> Dataset:
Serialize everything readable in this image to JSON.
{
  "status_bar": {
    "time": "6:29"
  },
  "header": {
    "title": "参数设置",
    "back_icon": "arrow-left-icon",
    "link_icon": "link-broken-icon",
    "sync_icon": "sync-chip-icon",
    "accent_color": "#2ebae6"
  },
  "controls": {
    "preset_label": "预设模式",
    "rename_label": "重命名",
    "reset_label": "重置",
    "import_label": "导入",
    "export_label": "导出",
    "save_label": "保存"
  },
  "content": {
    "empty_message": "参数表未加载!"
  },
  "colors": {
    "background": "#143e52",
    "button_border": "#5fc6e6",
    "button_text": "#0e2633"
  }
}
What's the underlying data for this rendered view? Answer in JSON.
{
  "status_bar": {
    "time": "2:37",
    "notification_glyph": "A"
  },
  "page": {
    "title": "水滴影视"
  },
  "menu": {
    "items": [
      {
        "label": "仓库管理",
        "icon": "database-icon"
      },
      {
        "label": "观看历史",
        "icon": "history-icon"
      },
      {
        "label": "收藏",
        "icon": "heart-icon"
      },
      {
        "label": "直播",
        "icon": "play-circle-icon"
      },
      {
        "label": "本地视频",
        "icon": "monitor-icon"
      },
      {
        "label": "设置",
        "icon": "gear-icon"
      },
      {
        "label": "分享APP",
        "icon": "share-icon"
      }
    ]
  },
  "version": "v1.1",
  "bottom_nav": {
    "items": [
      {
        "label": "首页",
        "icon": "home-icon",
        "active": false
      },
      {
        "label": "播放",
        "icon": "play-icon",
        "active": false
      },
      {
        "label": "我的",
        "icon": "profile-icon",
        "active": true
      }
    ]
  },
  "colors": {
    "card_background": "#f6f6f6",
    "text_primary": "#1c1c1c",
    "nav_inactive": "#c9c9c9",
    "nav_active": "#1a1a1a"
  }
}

> Work to complete: From the listing, copy each line containing the word "play".

> Reply to the exercise:
        "icon": "play-circle-icon"
        "icon": "play-icon",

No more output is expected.